• **Goal of the exercise**:
Gather all lines in the entries that include the word "page".
Input for this task below:
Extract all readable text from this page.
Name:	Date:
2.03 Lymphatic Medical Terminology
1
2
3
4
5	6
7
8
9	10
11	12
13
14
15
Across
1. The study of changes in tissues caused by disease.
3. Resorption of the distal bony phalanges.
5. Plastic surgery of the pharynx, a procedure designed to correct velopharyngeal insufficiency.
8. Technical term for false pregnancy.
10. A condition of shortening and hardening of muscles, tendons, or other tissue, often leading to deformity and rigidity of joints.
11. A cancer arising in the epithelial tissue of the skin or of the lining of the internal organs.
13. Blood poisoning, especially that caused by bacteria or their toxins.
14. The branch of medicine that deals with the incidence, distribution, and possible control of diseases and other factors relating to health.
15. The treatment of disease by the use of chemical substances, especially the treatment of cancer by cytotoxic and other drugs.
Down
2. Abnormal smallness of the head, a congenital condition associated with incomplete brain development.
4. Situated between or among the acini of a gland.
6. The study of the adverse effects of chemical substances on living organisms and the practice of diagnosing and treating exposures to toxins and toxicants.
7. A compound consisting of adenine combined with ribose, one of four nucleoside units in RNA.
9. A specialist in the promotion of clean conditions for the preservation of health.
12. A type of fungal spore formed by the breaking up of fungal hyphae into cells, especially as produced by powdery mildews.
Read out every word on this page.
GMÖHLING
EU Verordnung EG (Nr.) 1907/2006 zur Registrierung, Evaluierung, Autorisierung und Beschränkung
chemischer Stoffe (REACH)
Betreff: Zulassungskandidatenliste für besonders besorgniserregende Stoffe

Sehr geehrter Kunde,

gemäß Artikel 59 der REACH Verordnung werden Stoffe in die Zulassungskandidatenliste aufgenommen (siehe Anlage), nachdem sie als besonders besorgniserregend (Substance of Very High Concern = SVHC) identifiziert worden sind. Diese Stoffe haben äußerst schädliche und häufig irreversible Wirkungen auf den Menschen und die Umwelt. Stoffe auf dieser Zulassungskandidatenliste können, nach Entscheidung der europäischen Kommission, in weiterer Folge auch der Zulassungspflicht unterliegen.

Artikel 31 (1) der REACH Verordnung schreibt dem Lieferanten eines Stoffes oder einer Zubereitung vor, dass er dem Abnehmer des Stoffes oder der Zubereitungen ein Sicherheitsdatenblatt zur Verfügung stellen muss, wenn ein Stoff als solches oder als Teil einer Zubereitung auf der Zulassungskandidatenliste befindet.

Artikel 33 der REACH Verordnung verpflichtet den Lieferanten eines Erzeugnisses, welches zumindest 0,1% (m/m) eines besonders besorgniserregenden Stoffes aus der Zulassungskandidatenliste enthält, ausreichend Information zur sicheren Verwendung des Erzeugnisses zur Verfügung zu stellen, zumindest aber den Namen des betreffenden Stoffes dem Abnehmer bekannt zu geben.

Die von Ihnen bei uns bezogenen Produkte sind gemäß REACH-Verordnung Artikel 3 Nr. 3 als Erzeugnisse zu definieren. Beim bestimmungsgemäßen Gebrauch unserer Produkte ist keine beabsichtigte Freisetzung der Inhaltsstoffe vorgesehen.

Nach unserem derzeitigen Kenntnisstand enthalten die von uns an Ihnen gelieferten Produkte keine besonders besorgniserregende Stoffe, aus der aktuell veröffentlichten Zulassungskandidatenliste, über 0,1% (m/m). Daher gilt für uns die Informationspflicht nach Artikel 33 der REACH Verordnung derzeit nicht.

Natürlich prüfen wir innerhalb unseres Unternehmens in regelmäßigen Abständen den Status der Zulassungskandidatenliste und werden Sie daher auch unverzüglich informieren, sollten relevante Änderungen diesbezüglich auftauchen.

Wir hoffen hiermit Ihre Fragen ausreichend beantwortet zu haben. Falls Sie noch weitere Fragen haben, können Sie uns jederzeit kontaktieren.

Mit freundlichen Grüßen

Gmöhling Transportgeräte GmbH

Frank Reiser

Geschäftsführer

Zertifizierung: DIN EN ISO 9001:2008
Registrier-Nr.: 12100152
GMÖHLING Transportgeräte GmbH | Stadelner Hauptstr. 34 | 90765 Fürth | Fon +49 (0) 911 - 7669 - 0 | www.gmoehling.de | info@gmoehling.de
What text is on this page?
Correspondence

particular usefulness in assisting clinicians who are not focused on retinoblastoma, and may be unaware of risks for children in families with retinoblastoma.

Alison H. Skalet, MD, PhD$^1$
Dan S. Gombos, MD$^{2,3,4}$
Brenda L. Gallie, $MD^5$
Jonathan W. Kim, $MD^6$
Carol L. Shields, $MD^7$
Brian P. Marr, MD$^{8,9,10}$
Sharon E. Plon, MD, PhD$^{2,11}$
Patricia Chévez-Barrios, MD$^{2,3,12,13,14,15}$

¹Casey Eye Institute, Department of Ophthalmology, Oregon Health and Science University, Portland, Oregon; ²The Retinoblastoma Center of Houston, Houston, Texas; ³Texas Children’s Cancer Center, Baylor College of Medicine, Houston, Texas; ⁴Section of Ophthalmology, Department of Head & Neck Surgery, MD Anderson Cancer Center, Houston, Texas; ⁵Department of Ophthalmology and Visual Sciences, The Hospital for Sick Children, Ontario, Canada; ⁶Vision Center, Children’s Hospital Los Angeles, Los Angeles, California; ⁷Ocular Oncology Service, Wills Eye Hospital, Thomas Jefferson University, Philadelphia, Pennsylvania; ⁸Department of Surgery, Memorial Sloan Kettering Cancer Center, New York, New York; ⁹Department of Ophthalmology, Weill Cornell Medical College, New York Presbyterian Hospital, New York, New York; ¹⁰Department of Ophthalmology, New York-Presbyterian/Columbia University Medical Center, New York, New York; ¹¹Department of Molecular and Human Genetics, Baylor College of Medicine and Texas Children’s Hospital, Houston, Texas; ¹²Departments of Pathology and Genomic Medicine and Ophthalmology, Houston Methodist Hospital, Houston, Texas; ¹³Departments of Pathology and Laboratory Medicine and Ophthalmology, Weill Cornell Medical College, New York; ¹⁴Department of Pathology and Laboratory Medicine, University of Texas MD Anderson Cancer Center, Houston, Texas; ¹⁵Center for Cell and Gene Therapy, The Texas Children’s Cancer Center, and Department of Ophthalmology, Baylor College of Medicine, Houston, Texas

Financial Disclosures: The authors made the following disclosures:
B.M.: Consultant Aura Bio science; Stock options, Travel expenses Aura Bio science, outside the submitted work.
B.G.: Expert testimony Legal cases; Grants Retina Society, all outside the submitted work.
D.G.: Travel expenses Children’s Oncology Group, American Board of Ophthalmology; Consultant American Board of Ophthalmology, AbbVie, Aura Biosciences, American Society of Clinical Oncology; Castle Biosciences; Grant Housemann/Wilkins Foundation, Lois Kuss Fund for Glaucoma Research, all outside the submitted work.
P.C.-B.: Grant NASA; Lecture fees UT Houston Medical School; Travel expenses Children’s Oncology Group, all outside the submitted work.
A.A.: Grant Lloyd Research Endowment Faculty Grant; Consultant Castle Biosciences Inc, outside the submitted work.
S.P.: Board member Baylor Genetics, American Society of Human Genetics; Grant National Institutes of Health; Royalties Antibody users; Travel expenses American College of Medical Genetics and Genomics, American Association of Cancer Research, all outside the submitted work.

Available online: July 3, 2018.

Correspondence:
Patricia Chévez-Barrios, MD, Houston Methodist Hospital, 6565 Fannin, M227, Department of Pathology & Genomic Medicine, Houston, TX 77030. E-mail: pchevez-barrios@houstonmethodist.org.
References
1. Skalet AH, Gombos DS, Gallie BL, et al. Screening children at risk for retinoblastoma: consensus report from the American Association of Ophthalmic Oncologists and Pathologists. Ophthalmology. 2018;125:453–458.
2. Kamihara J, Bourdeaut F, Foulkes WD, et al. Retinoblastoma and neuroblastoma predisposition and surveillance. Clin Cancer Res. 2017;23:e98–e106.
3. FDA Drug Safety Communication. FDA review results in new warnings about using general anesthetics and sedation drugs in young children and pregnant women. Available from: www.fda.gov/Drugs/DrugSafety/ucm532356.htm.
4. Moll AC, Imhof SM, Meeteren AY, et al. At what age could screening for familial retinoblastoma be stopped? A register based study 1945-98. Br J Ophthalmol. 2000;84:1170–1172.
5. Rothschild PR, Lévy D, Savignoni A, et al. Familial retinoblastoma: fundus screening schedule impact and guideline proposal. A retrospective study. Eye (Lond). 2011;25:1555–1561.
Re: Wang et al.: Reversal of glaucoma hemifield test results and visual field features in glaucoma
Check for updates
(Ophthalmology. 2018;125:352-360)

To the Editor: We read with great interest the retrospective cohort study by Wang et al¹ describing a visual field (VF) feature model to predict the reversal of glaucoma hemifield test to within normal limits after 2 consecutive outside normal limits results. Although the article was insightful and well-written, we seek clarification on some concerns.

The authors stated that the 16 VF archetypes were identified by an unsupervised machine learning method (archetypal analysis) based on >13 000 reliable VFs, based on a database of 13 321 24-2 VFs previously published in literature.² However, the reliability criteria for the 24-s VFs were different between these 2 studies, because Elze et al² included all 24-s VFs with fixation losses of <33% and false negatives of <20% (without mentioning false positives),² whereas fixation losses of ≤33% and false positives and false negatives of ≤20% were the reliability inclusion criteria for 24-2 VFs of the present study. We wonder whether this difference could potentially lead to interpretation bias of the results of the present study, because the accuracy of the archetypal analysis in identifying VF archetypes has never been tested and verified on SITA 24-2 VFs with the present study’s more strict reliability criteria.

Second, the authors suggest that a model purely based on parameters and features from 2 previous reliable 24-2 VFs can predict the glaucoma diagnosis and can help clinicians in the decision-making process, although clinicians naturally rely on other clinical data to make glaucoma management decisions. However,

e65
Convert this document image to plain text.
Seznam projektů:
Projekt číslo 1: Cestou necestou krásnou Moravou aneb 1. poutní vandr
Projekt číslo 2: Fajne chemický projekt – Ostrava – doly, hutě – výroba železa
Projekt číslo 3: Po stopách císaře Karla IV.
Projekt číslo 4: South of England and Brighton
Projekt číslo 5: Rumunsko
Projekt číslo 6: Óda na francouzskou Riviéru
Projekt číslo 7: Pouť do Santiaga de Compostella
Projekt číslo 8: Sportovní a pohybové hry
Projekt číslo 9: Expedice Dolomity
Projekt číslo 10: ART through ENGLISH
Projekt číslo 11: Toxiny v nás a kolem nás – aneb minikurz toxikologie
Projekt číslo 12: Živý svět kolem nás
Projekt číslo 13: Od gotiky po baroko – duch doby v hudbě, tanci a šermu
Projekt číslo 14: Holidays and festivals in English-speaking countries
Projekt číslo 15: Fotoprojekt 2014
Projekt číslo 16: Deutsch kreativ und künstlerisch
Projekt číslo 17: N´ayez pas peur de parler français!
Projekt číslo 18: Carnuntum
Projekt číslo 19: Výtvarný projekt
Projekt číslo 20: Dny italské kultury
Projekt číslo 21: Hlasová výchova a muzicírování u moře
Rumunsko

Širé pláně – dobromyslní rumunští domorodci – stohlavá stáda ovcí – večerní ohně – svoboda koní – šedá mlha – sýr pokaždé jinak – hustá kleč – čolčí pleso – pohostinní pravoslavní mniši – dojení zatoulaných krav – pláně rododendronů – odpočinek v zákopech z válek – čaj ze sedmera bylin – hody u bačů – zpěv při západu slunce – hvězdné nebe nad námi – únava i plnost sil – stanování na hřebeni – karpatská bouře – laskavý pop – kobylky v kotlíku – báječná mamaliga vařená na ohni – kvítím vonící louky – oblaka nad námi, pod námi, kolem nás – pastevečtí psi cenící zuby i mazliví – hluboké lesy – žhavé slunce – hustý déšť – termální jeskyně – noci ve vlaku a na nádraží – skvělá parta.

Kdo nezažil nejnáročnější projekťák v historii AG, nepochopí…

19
End of Input for this task.
• **Output of the exercise**:
Extract all readable text from this page.
Read out every word on this page.
What text is on this page?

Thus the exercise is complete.